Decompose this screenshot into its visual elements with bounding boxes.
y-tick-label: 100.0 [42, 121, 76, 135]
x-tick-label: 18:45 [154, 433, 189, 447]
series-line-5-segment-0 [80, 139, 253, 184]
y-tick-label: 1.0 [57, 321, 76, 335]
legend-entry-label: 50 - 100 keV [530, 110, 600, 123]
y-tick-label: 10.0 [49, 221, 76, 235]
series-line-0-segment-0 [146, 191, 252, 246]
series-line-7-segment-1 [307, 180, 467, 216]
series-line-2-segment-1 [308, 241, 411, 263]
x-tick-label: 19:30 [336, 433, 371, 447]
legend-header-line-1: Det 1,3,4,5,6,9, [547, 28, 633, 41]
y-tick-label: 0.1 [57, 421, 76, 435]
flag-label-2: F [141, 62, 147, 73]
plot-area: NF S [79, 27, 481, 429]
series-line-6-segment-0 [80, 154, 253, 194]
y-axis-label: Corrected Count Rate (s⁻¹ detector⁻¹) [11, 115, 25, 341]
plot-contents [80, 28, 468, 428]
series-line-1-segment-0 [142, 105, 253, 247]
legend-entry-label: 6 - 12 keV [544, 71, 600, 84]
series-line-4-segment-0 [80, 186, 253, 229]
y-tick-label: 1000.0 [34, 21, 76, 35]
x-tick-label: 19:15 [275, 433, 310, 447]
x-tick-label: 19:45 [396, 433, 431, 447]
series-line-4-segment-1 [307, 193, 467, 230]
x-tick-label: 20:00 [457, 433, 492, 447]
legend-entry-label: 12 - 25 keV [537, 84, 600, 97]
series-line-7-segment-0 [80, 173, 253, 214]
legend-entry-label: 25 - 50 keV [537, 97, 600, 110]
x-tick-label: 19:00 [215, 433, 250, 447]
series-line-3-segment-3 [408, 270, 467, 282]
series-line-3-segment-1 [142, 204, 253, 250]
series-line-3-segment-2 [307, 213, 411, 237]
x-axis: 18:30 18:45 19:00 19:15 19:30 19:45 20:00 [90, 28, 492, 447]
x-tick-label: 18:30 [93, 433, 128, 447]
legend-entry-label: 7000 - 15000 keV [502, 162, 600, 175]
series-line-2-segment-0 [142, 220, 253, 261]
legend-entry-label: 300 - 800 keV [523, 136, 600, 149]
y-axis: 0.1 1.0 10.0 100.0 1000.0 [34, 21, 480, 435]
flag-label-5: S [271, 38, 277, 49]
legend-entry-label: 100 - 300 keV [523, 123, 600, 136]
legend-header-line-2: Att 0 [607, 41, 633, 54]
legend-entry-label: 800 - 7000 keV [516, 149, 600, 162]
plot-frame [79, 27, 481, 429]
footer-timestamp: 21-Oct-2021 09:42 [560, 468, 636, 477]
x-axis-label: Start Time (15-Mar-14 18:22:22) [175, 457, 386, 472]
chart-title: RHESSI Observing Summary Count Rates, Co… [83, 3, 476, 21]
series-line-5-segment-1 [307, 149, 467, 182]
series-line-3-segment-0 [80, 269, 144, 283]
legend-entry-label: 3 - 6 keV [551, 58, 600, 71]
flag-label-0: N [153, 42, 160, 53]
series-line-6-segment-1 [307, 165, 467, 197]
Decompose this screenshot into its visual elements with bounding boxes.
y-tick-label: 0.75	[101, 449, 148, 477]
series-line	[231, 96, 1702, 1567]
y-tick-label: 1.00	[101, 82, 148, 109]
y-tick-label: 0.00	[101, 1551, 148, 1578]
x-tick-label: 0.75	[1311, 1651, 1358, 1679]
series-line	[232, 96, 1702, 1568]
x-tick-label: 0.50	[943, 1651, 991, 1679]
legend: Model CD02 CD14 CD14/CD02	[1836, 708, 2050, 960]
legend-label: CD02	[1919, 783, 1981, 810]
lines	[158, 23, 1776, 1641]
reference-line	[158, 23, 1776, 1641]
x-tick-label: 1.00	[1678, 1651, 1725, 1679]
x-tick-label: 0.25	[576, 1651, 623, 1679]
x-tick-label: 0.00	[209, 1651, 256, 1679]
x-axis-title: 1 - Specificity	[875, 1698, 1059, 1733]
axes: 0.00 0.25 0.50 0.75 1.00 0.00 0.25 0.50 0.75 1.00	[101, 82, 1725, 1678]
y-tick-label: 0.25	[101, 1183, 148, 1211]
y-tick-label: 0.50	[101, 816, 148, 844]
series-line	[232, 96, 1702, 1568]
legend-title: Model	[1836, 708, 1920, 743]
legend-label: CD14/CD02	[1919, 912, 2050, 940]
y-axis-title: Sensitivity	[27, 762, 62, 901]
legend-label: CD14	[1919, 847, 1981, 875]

Exercise details: Reproduce the data with every occurrence of "legend-entry-label" swapped for "legend-item-label", leaving everything else unchanged.

Solution for this exercise:
Decompose this screenshot into its visual elements with bounding boxes.
y-tick-label: 100.0 [42, 121, 76, 135]
x-tick-label: 18:45 [154, 433, 189, 447]
series-line-5-segment-0 [80, 139, 253, 184]
y-tick-label: 1.0 [57, 321, 76, 335]
legend-item-label: 50 - 100 keV [530, 110, 600, 123]
y-tick-label: 10.0 [49, 221, 76, 235]
series-line-0-segment-0 [146, 191, 252, 246]
series-line-7-segment-1 [307, 180, 467, 216]
series-line-2-segment-1 [308, 241, 411, 263]
x-tick-label: 19:30 [336, 433, 371, 447]
legend-header-line-1: Det 1,3,4,5,6,9, [547, 28, 633, 41]
y-tick-label: 0.1 [57, 421, 76, 435]
flag-label-2: F [141, 62, 147, 73]
plot-area: NF S [79, 27, 481, 429]
series-line-6-segment-0 [80, 154, 253, 194]
y-axis-label: Corrected Count Rate (s⁻¹ detector⁻¹) [11, 115, 25, 341]
plot-contents [80, 28, 468, 428]
series-line-1-segment-0 [142, 105, 253, 247]
legend-item-label: 6 - 12 keV [544, 71, 600, 84]
series-line-4-segment-0 [80, 186, 253, 229]
y-tick-label: 1000.0 [34, 21, 76, 35]
x-tick-label: 19:15 [275, 433, 310, 447]
x-tick-label: 19:45 [396, 433, 431, 447]
series-line-4-segment-1 [307, 193, 467, 230]
x-tick-label: 20:00 [457, 433, 492, 447]
legend-item-label: 12 - 25 keV [537, 84, 600, 97]
series-line-7-segment-0 [80, 173, 253, 214]
legend-item-label: 25 - 50 keV [537, 97, 600, 110]
x-tick-label: 19:00 [215, 433, 250, 447]
series-line-3-segment-3 [408, 270, 467, 282]
series-line-3-segment-1 [142, 204, 253, 250]
series-line-3-segment-2 [307, 213, 411, 237]
x-axis: 18:30 18:45 19:00 19:15 19:30 19:45 20:00 [90, 28, 492, 447]
x-tick-label: 18:30 [93, 433, 128, 447]
legend-item-label: 7000 - 15000 keV [502, 162, 600, 175]
series-line-2-segment-0 [142, 220, 253, 261]
legend-item-label: 300 - 800 keV [523, 136, 600, 149]
y-axis: 0.1 1.0 10.0 100.0 1000.0 [34, 21, 480, 435]
flag-label-5: S [271, 38, 277, 49]
legend-item-label: 100 - 300 keV [523, 123, 600, 136]
legend-header-line-2: Att 0 [607, 41, 633, 54]
legend-item-label: 800 - 7000 keV [516, 149, 600, 162]
plot-frame [79, 27, 481, 429]
footer-timestamp: 21-Oct-2021 09:42 [560, 468, 636, 477]
x-axis-label: Start Time (15-Mar-14 18:22:22) [175, 457, 386, 472]
chart-title: RHESSI Observing Summary Count Rates, Co… [83, 3, 476, 21]
series-line-5-segment-1 [307, 149, 467, 182]
series-line-3-segment-0 [80, 269, 144, 283]
legend-item-label: 3 - 6 keV [551, 58, 600, 71]
flag-label-0: N [153, 42, 160, 53]
series-line-6-segment-1 [307, 165, 467, 197]
Decompose this screenshot into its visual elements with bounding boxes.
y-tick-label: 0.75	[101, 449, 148, 477]
series-line	[231, 96, 1702, 1567]
y-tick-label: 1.00	[101, 82, 148, 109]
y-tick-label: 0.00	[101, 1551, 148, 1578]
x-tick-label: 0.75	[1311, 1651, 1358, 1679]
series-line	[232, 96, 1702, 1568]
x-tick-label: 0.50	[943, 1651, 991, 1679]
legend: Model CD02 CD14 CD14/CD02	[1836, 708, 2050, 960]
legend-label: CD02	[1919, 783, 1981, 810]
lines	[158, 23, 1776, 1641]
reference-line	[158, 23, 1776, 1641]
x-tick-label: 1.00	[1678, 1651, 1725, 1679]
x-tick-label: 0.25	[576, 1651, 623, 1679]
x-tick-label: 0.00	[209, 1651, 256, 1679]
x-axis-title: 1 - Specificity	[875, 1698, 1059, 1733]
axes: 0.00 0.25 0.50 0.75 1.00 0.00 0.25 0.50 0.75 1.00	[101, 82, 1725, 1678]
y-tick-label: 0.25	[101, 1183, 148, 1211]
y-tick-label: 0.50	[101, 816, 148, 844]
series-line	[232, 96, 1702, 1568]
legend-title: Model	[1836, 708, 1920, 743]
legend-label: CD14/CD02	[1919, 912, 2050, 940]
y-axis-title: Sensitivity	[27, 762, 62, 901]
legend-label: CD14	[1919, 847, 1981, 875]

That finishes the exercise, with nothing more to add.